抜粋文:

+++++

『弱キャラ友崎くん Lv.6』感想
今日は弱キャラ友崎くん Lv.6 について書きたいと思います。
AmazonのURLをどうぞ。
では始めます。
印象的だったのは最初。
日南とのアタファミで主人公が負けてしまうところです。
それもただ負けるのではなく、主人公は日南のことを理解して、らしさを感じながら負けていきます。
このシーンを最初に持ってきているのは、もう巧いとしか言いようがないなぁ、と思いましたし、考えさせられるものでした。
どんな意味があるか、とかは読んでもわからないですけどね。
さて話は移って課題の件です。
主人公は好きな子が誰なのかを考える課題を出され、考え始めます。
この部分が、人生攻略を前提においてきた作品らしいなぁ、と感じます。
そうじゃなかったらこんなはっきりと好き嫌いについて考えないですからね。
それとは別に、主人公は5巻での日南の行動について尋ねました。
オーバーキルな行為。
これが日南の怒りである、と。
こんな風に明らかに過去に何かがあったことを匂わせている以上、絶対今後何かありますよね。その過去が明かされたとき主人公はどんな風に行動するのか、が楽しみで仕方ありません。
インスタの課題は、人生攻略らしいなぁと感じました。
インスタの効果を分析して道具として使うあたり、考えられているなぁと思います。
作者さん、普段何考えて生きてるんですかね。
個人的にこの巻の中で一番好きだったのは『友達』感でした。
いつもの3人組との会話はもちろん、ほかのクラスメイトとの会話もよかったです。
ちょっと気まずい感じとか、でも勢いでなんとかしてる感じとか、長年の友達じゃないけどクラスの友達って感じが出ててリアルだなぁと思いました。
その中でも特に強かったのが水沢。
ぐみちゃんの高校の文化祭にいくところとか、無茶苦茶青春でしたよ。
ナンパのところはちょっと『ん?』と思っちゃいましたけどね。
実際のナンパをしたことないからなのかわかりませんが、なんかそこだけ違和感はありました。
友達ということでいうと、菊池さんが文化祭に関わり始めているシーンもよかったです。5巻でもそうでしたけど、今回はより強くなっていきますね、
色をつけてもらった友崎くんが今度は色をつけてあげる側になる。
燃える展開でした。
みみみの告白シーンの後の水沢。
友達だからこそきつく言ってくれるのが、本当に泣けました。
こういう風に友情をうまく描いてくれるのがいいなぁと感じました。
さて今日はこんなところで終わります
それでは。
『弱キャラ友崎くん Lv.5』感想
今回も弱キャラ友崎くん の感想を書きます。

+++++

提供データ:
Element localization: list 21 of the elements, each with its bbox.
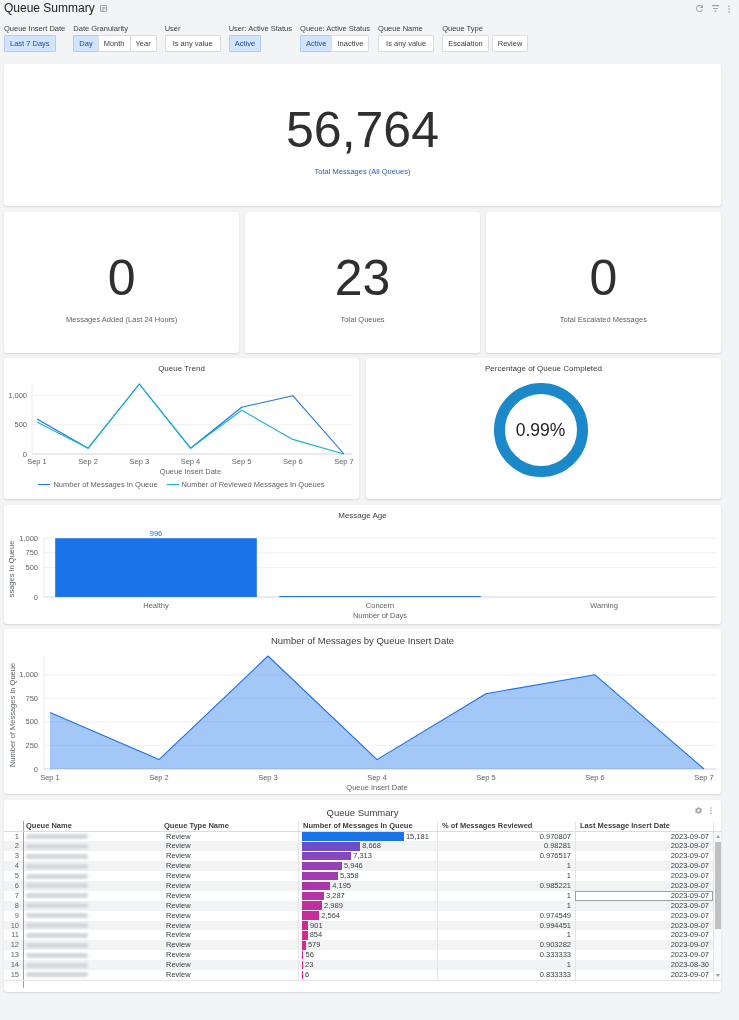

+++++

作業指示:
1. 抜粋文によると、この巻の冒頭で主人公は誰に、何で負けますか。
2. 次の(a)〜(c)がそれぞれ抜粋文の内容と合っているかを「はい」か「いいえ」で答え、判断の決め手となる抜粋文の語句をそのまま引用してください。
(a) 書き手はナンパの場面に違和感を覚えた。
(b) 主人公は、好きな子が誰なのかを考える課題を出された。
(c) 書き手は、冒頭の場面にどんな意味があるかを読んで理解できた。
3. 抜粋文のうち「このシーンを最初に持ってきて」から「そうじゃなかったらこんなはっきりと好き嫌いについて考えないですからね。」までを、両端を含め、一字も変えずに返してください。

解答一覧:
1. 日南に、アタファミで負けます。

2.
(a) はい。「なんかそこだけ違和感はありました。」
(b) はい。「主人公は好きな子が誰なのかを考える課題を出され、考え始めます。」
(c) いいえ。「どんな意味があるか、とかは読んでもわからないですけどね。」

3.
このシーンを最初に持ってきているのは、もう巧いとしか言いようがないなぁ、と思いましたし、考えさせられるものでした。
どんな意味があるか、とかは読んでもわからないですけどね。
さて話は移って課題の件です。
主人公は好きな子が誰なのかを考える課題を出され、考え始めます。
この部分が、人生攻略を前提においてきた作品らしいなぁ、と感じます。
そうじゃなかったらこんなはっきりと好き嫌いについて考えないですからね。